**What is asked:** Pictures in the data below are not part of the copy; transcribe everything else exactly.

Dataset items
━━━━━━
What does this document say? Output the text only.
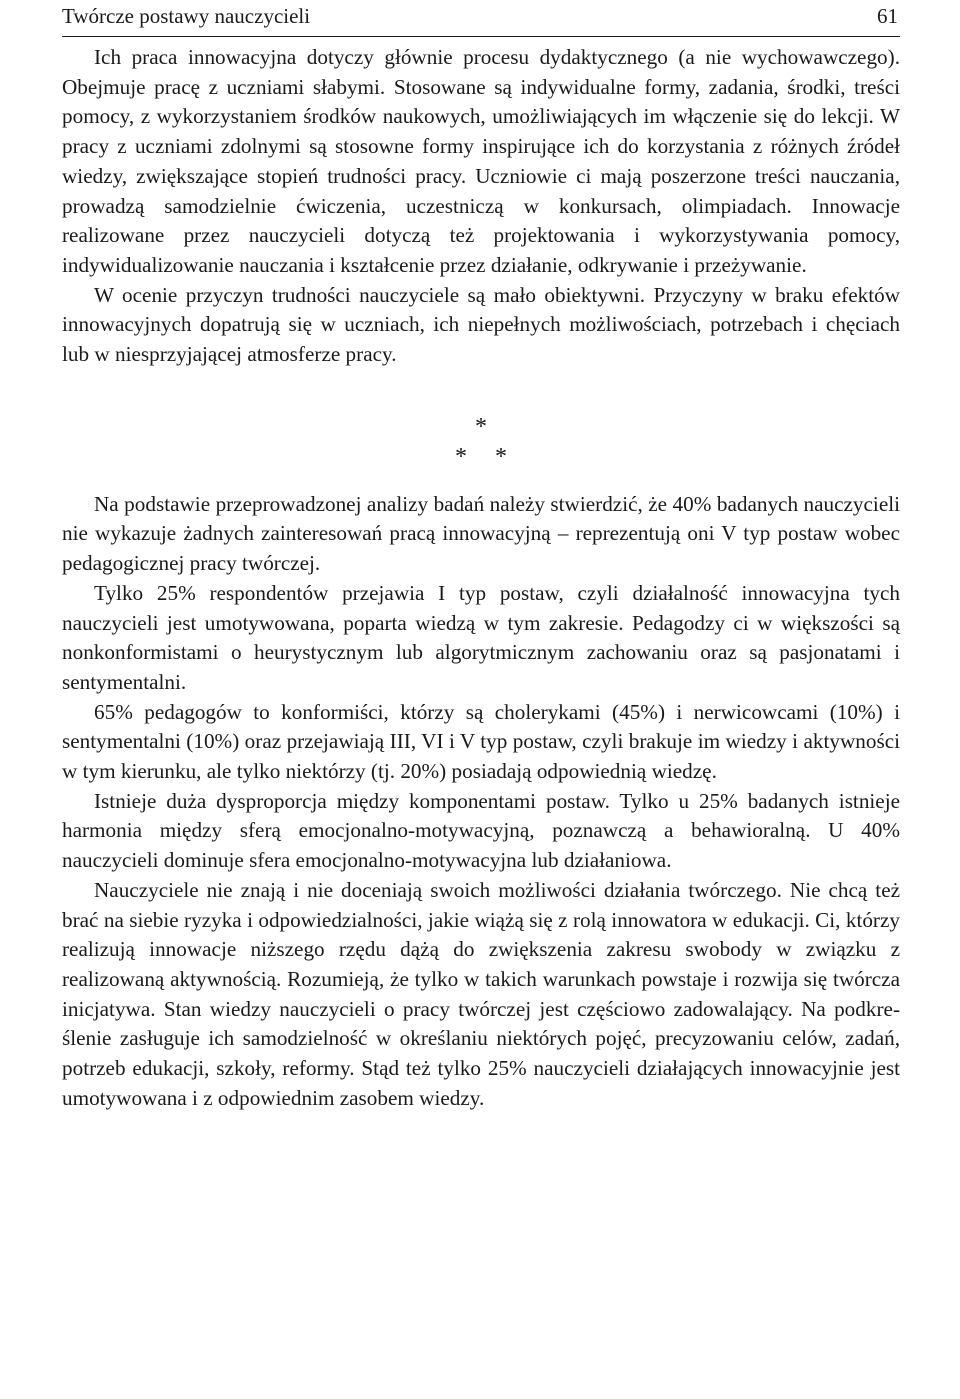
Twórcze postawy nauczycieli	61

Ich praca innowacyjna dotyczy głównie procesu dydaktycznego (a nie wychowawczego). Obejmuje pracę z uczniami słabymi. Stosowane są indywidualne formy, zadania, środki, treści pomocy, z wykorzystaniem środków naukowych, umożliwiających im włączenie się do lekcji. W pracy z uczniami zdolnymi są stosowne formy inspirujące ich do korzystania z różnych źródeł wiedzy, zwiększające stopień trudności pracy. Uczniowie ci mają poszerzone treści nauczania, prowadzą samodzielnie ćwiczenia, uczestniczą w konkursach, olimpiadach. Innowacje realizowane przez nauczycieli dotyczą też projektowania i wykorzystywania pomocy, indywidualizowanie nauczania i kształcenie przez działanie, odkrywanie i przeżywanie.

W ocenie przyczyn trudności nauczyciele są mało obiektywni. Przyczyny w braku efektów innowacyjnych dopatrują się w uczniach, ich niepełnych możliwościach, potrzebach i chęciach lub w niesprzyjającej atmosferze pracy.

*
* *

Na podstawie przeprowadzonej analizy badań należy stwierdzić, że 40% badanych nauczycieli nie wykazuje żadnych zainteresowań pracą innowacyjną – reprezentują oni V typ postaw wobec pedagogicznej pracy twórczej.

Tylko 25% respondentów przejawia I typ postaw, czyli działalność innowacyjna tych nauczycieli jest umotywowana, poparta wiedzą w tym zakresie. Pedagodzy ci w większości są nonkonformistami o heurystycznym lub algorytmicznym zachowaniu oraz są pasjonatami i sentymentalni.

65% pedagogów to konformiści, którzy są cholerykami (45%) i nerwicowcami (10%) i sentymentalni (10%) oraz przejawiają III, VI i V typ postaw, czyli brakuje im wiedzy i aktywności w tym kierunku, ale tylko niektórzy (tj. 20%) posiadają odpowiednią wiedzę.

Istnieje duża dysproporcja między komponentami postaw. Tylko u 25% badanych istnieje harmonia między sferą emocjonalno-motywacyjną, poznawczą a behawioralną. U 40% nauczycieli dominuje sfera emocjonalno-motywacyjna lub działaniowa.

Nauczyciele nie znają i nie doceniają swoich możliwości działania twórczego. Nie chcą też brać na siebie ryzyka i odpowiedzialności, jakie wiążą się z rolą innowatora w edukacji. Ci, którzy realizują innowacje niższego rzędu dążą do zwiększenia zakresu swobody w związku z realizowaną aktywnością. Rozumieją, że tylko w takich warunkach powstaje i rozwija się twórcza inicjatywa. Stan wiedzy nauczycieli o pracy twórczej jest częściowo zadowalający. Na podkreślenie zasługuje ich samodzielność w określaniu niektórych pojęć, precyzowaniu celów, zadań, potrzeb edukacji, szkoły, reformy. Stąd też tylko 25% nauczycieli działających innowacyjnie jest umotywowana i z odpowiednim zasobem wiedzy.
━━━━━━
**Result of this exercise:**
What does this document say? Output the text only.
Twórcze postawy nauczycieli	61

Ich praca innowacyjna dotyczy głównie procesu dydaktycznego (a nie wychowawczego). Obejmuje pracę z uczniami słabymi. Stosowane są indywidualne formy, zadania, środki, treści pomocy, z wykorzystaniem środków naukowych, umożliwiających im włączenie się do lekcji. W pracy z uczniami zdolnymi są stosowne formy inspirujące ich do korzystania z różnych źródeł wiedzy, zwiększające stopień trudności pracy. Uczniowie ci mają poszerzone treści nauczania, prowadzą samodzielnie ćwiczenia, uczestniczą w konkursach, olimpiadach. Innowacje realizowane przez nauczycieli dotyczą też projektowania i wykorzystywania pomocy, indywidualizowanie nauczania i kształcenie przez działanie, odkrywanie i przeżywanie.

W ocenie przyczyn trudności nauczyciele są mało obiektywni. Przyczyny w braku efektów innowacyjnych dopatrują się w uczniach, ich niepełnych możliwościach, potrzebach i chęciach lub w niesprzyjającej atmosferze pracy.

*
* *

Na podstawie przeprowadzonej analizy badań należy stwierdzić, że 40% badanych nauczycieli nie wykazuje żadnych zainteresowań pracą innowacyjną – reprezentują oni V typ postaw wobec pedagogicznej pracy twórczej.

Tylko 25% respondentów przejawia I typ postaw, czyli działalność innowacyjna tych nauczycieli jest umotywowana, poparta wiedzą w tym zakresie. Pedagodzy ci w większości są nonkonformistami o heurystycznym lub algorytmicznym zachowaniu oraz są pasjonatami i sentymentalni.

65% pedagogów to konformiści, którzy są cholerykami (45%) i nerwicowcami (10%) i sentymentalni (10%) oraz przejawiają III, VI i V typ postaw, czyli brakuje im wiedzy i aktywności w tym kierunku, ale tylko niektórzy (tj. 20%) posiadają odpowiednią wiedzę.

Istnieje duża dysproporcja między komponentami postaw. Tylko u 25% badanych istnieje harmonia między sferą emocjonalno-motywacyjną, poznawczą a behawioralną. U 40% nauczycieli dominuje sfera emocjonalno-motywacyjna lub działaniowa.

Nauczyciele nie znają i nie doceniają swoich możliwości działania twórczego. Nie chcą też brać na siebie ryzyka i odpowiedzialności, jakie wiążą się z rolą innowatora w edukacji. Ci, którzy realizują innowacje niższego rzędu dążą do zwiększenia zakresu swobody w związku z realizowaną aktywnością. Rozumieją, że tylko w takich warunkach powstaje i rozwija się twórcza inicjatywa. Stan wiedzy nauczycieli o pracy twórczej jest częściowo zadowalający. Na podkreślenie zasługuje ich samodzielność w określaniu niektórych pojęć, precyzowaniu celów, zadań, potrzeb edukacji, szkoły, reformy. Stąd też tylko 25% nauczycieli działających innowacyjnie jest umotywowana i z odpowiednim zasobem wiedzy.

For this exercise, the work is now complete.